-- START Extracted material --

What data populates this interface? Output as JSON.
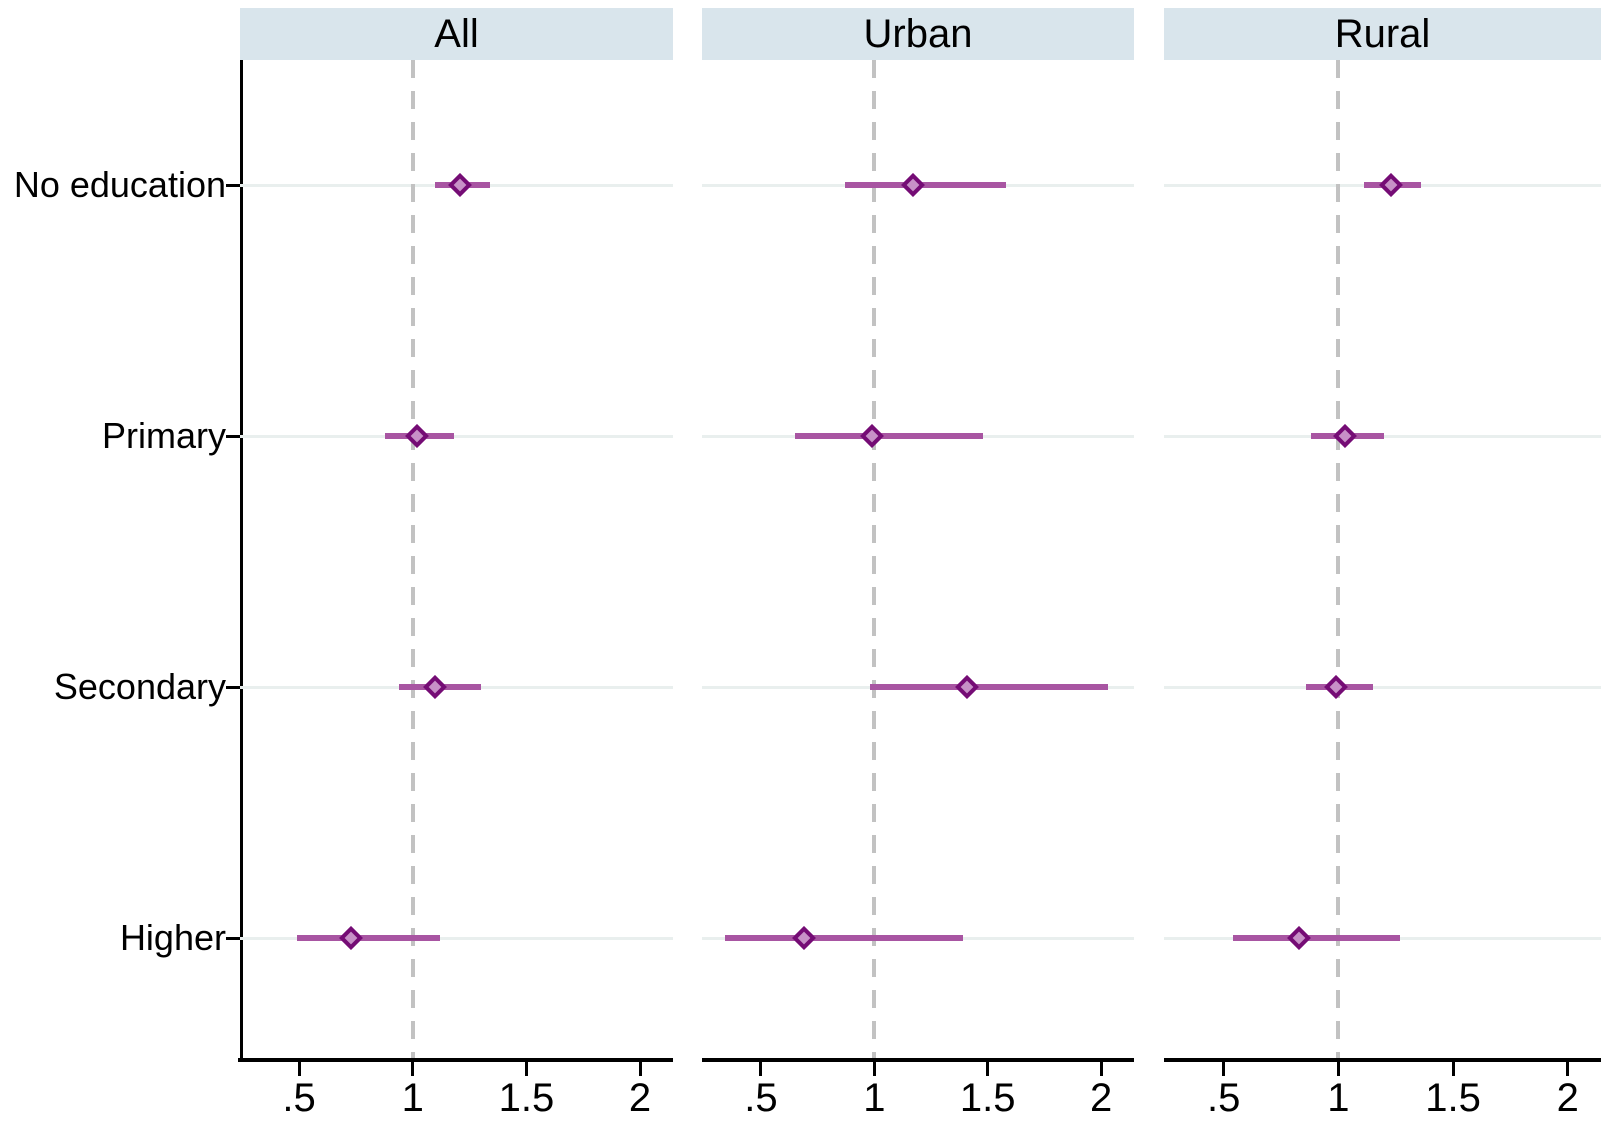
{
  "chart_data": {
    "type": "scatter",
    "subtype": "forest-plot (point estimates with 95% confidence intervals, horizontal)",
    "categories": [
      "No education",
      "Primary",
      "Secondary",
      "Higher"
    ],
    "x_ticks": [
      ".5",
      "1",
      "1.5",
      "2"
    ],
    "x_tick_values": [
      0.5,
      1,
      1.5,
      2
    ],
    "xlim": [
      0.24,
      2.145
    ],
    "reference_line_x": 1,
    "grid": "light horizontal line at each category; dashed vertical reference line at 1",
    "legend": "none",
    "panels": [
      {
        "title": "All",
        "estimates": [
          {
            "category": "No education",
            "or": 1.21,
            "ci_low": 1.1,
            "ci_high": 1.34
          },
          {
            "category": "Primary",
            "or": 1.02,
            "ci_low": 0.88,
            "ci_high": 1.18
          },
          {
            "category": "Secondary",
            "or": 1.1,
            "ci_low": 0.94,
            "ci_high": 1.3
          },
          {
            "category": "Higher",
            "or": 0.73,
            "ci_low": 0.49,
            "ci_high": 1.12
          }
        ]
      },
      {
        "title": "Urban",
        "estimates": [
          {
            "category": "No education",
            "or": 1.17,
            "ci_low": 0.87,
            "ci_high": 1.58
          },
          {
            "category": "Primary",
            "or": 0.99,
            "ci_low": 0.65,
            "ci_high": 1.48
          },
          {
            "category": "Secondary",
            "or": 1.41,
            "ci_low": 0.98,
            "ci_high": 2.03
          },
          {
            "category": "Higher",
            "or": 0.69,
            "ci_low": 0.34,
            "ci_high": 1.39
          }
        ]
      },
      {
        "title": "Rural",
        "estimates": [
          {
            "category": "No education",
            "or": 1.23,
            "ci_low": 1.11,
            "ci_high": 1.36
          },
          {
            "category": "Primary",
            "or": 1.03,
            "ci_low": 0.88,
            "ci_high": 1.2
          },
          {
            "category": "Secondary",
            "or": 0.99,
            "ci_low": 0.86,
            "ci_high": 1.15
          },
          {
            "category": "Higher",
            "or": 0.83,
            "ci_low": 0.54,
            "ci_high": 1.27
          }
        ]
      }
    ],
    "colors": {
      "header_bg": "#d9e5ec",
      "ci_line": "#a855a2",
      "marker_border": "#750c75",
      "marker_fill": "#c791c7",
      "gridline": "#e9efee",
      "reference_line": "#c2c2c2",
      "axis": "#000000"
    }
  }
}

-- END Extracted material --

Write out all the entries word for word, but skip any images.

What data populates this interface? Output as JSON.
{
  "chart_data": {
    "type": "scatter",
    "subtype": "forest-plot (point estimates with 95% confidence intervals, horizontal)",
    "categories": [
      "No education",
      "Primary",
      "Secondary",
      "Higher"
    ],
    "x_ticks": [
      ".5",
      "1",
      "1.5",
      "2"
    ],
    "x_tick_values": [
      0.5,
      1,
      1.5,
      2
    ],
    "xlim": [
      0.24,
      2.145
    ],
    "reference_line_x": 1,
    "grid": "light horizontal line at each category; dashed vertical reference line at 1",
    "legend": "none",
    "panels": [
      {
        "title": "All",
        "estimates": [
          {
            "category": "No education",
            "or": 1.21,
            "ci_low": 1.1,
            "ci_high": 1.34
          },
          {
            "category": "Primary",
            "or": 1.02,
            "ci_low": 0.88,
            "ci_high": 1.18
          },
          {
            "category": "Secondary",
            "or": 1.1,
            "ci_low": 0.94,
            "ci_high": 1.3
          },
          {
            "category": "Higher",
            "or": 0.73,
            "ci_low": 0.49,
            "ci_high": 1.12
          }
        ]
      },
      {
        "title": "Urban",
        "estimates": [
          {
            "category": "No education",
            "or": 1.17,
            "ci_low": 0.87,
            "ci_high": 1.58
          },
          {
            "category": "Primary",
            "or": 0.99,
            "ci_low": 0.65,
            "ci_high": 1.48
          },
          {
            "category": "Secondary",
            "or": 1.41,
            "ci_low": 0.98,
            "ci_high": 2.03
          },
          {
            "category": "Higher",
            "or": 0.69,
            "ci_low": 0.34,
            "ci_high": 1.39
          }
        ]
      },
      {
        "title": "Rural",
        "estimates": [
          {
            "category": "No education",
            "or": 1.23,
            "ci_low": 1.11,
            "ci_high": 1.36
          },
          {
            "category": "Primary",
            "or": 1.03,
            "ci_low": 0.88,
            "ci_high": 1.2
          },
          {
            "category": "Secondary",
            "or": 0.99,
            "ci_low": 0.86,
            "ci_high": 1.15
          },
          {
            "category": "Higher",
            "or": 0.83,
            "ci_low": 0.54,
            "ci_high": 1.27
          }
        ]
      }
    ],
    "colors": {
      "header_bg": "#d9e5ec",
      "ci_line": "#a855a2",
      "marker_border": "#750c75",
      "marker_fill": "#c791c7",
      "gridline": "#e9efee",
      "reference_line": "#c2c2c2",
      "axis": "#000000"
    }
  }
}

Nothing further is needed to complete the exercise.